*WHAT IS BEING ASKED*:
Scan the data below. Pull out each line where "календарном" occurs.

◆ ◆ ◆ ◆ ◆

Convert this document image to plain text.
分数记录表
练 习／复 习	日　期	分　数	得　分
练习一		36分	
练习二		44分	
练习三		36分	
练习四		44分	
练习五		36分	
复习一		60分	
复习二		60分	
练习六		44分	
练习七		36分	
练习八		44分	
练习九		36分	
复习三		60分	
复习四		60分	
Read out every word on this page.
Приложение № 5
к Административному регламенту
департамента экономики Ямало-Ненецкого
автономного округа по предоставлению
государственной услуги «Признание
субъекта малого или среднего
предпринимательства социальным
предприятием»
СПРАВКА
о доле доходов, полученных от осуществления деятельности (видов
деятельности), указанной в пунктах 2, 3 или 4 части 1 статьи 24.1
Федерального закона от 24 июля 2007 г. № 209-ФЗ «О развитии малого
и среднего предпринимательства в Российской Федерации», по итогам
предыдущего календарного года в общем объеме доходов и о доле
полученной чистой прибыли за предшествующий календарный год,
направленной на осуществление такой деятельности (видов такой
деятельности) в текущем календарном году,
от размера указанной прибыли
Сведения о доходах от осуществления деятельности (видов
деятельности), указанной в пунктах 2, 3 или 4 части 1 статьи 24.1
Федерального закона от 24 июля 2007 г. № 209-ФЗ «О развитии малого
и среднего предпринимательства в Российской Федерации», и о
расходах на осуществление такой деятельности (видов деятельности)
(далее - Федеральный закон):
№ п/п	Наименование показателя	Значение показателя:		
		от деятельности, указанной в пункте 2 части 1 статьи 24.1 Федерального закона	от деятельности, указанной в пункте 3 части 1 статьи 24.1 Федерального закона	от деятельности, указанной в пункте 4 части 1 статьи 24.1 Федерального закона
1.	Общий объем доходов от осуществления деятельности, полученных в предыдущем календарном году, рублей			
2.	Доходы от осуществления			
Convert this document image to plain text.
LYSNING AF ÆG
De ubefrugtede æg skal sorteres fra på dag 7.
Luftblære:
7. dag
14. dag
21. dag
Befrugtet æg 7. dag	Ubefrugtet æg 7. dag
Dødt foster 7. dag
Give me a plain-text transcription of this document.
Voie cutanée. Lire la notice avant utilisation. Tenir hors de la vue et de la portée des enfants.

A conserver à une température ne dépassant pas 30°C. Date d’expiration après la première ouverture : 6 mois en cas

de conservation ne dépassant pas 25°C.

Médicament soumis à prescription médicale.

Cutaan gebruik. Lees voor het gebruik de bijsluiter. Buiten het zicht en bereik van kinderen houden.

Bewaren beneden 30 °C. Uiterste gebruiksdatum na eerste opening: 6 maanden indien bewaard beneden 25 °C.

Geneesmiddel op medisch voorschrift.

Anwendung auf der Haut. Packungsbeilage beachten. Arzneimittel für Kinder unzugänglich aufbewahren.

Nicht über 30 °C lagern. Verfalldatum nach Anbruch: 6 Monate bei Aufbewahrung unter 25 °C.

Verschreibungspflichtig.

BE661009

◆ ◆ ◆ ◆ ◆

*ANSWER*:
деятельности) в текущем календарном году,
1.	Общий объем доходов от осуществления деятельности, полученных в предыдущем календарном году, рублей			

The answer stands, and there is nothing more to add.